■ **GIVEN PROBLEM**: Reproduce verbatim the passage of the text on Georg Trakl's poetry from "Two black horses" to "through black branches.".

--- start TEXT PROVIDED ---

Towards the end of last year, I did a couple of posts on Georg Trakl. At that time Daniele Pantano, a poet whose work has appeared in Lilliput, got in touch to let me know he was working on a volume of Trakl translations of his own.

Forthcoming in 2013 is The Collected Works of Georg Trakl, translated by Daniele Pantano and published by Black Lawrence Press. The book will include all of his poems, plays, fragments, drafts and letters and will be well over 1,000 pages. The timing of publication will dovetail with the centenary of Trak's death (November 3, 1914). Daniele has been generous enough to share a number of poems from the forthcoming manuscript and, in turn, I've selected a few to share with readers of The Hut.

Trakl is a master at building his poems on finely wrought imagery, so finely that meaning is evoked rather than plainly stated:





My Heart At Evening
At nightfall you hear the bats shriek.
Two black horses leap across the meadow.
The red maple rustles.
The small inn along the way appears to the traveler.
Delicious the young wine and nuts.
Delicious: to stagger drunk in the darkening forest.
Cruel bells ring through black branches.
Dew drips on the face.





Frequently, there is an ominous, portentous quality in Trakl's poems. Along with this almost macabre feeling, the imagery can be close to cinematic in its execution:




Decay
In the evening, when the bells ring peace,
I follow the miraculous flights of birds
That in long flocks, like lines of pious pilgrims,
Vanish in clear autumnal skies.

Strolling through the dusky garden
I dream after their brighter fates
And barely feel the hour hands move.

--- end TEXT PROVIDED ---
--- start DATA PROVIDED ---

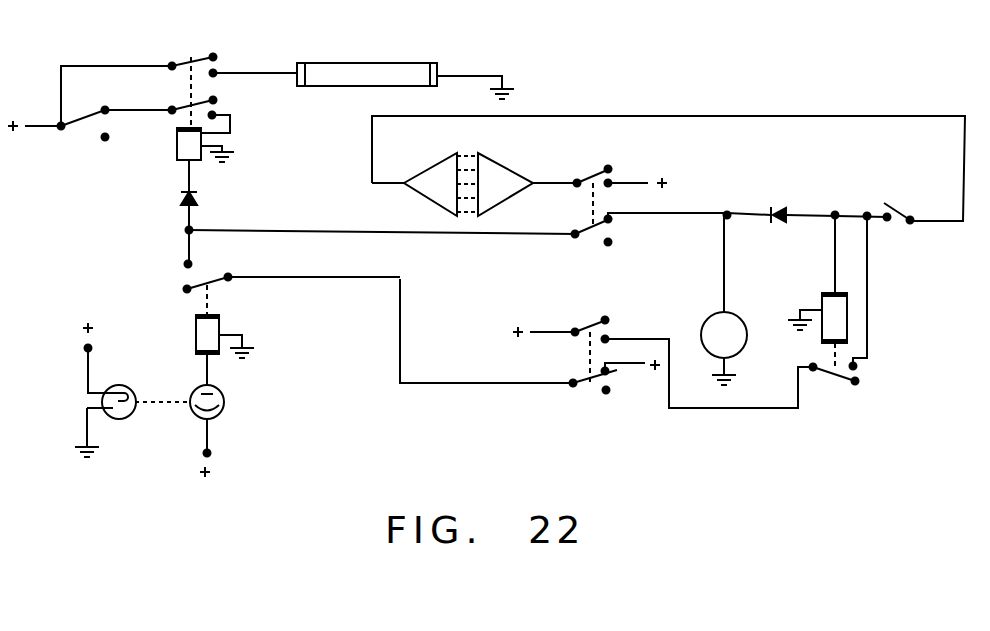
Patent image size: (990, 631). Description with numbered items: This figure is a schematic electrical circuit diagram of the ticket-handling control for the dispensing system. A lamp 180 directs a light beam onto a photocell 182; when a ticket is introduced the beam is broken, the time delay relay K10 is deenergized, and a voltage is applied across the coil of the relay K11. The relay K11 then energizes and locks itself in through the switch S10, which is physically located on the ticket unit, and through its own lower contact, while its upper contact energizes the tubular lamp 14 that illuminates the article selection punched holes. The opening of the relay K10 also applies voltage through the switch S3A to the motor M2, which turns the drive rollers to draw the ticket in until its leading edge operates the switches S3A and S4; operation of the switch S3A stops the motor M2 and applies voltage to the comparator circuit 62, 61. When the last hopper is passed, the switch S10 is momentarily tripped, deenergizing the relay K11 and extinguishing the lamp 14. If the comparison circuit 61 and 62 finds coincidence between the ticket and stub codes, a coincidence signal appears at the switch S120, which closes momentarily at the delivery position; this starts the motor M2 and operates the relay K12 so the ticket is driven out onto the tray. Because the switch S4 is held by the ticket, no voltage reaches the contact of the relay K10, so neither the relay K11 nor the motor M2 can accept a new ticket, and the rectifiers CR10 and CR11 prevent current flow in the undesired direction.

The tubular lamp 14 is at (401, 67).
The switch S10 is at (92, 120).
The relay K11 is at (178, 142).
The rectifier CR10 is at (198, 197).
The comparator circuit 61 is at (414, 184).
The comparator circuit 62 is at (517, 184).
The switch S3A is at (614, 228).
The rectifier CR11 is at (779, 210).
The switch S120 is at (894, 218).
The relay K12 is at (823, 300).
The motor M2 is at (724, 300).
The switch S4 is at (604, 330).
The time delay relay K10 is at (229, 318).
The lamp 180 is at (121, 413).
The photocell 182 is at (222, 400).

--- end DATA PROVIDED ---

■ **FULL SOLUTION**:
Two black horses leap across the meadow.
The red maple rustles.
The small inn along the way appears to the traveler.
Delicious the young wine and nuts.
Delicious: to stagger drunk in the darkening forest.
Cruel bells ring through black branches.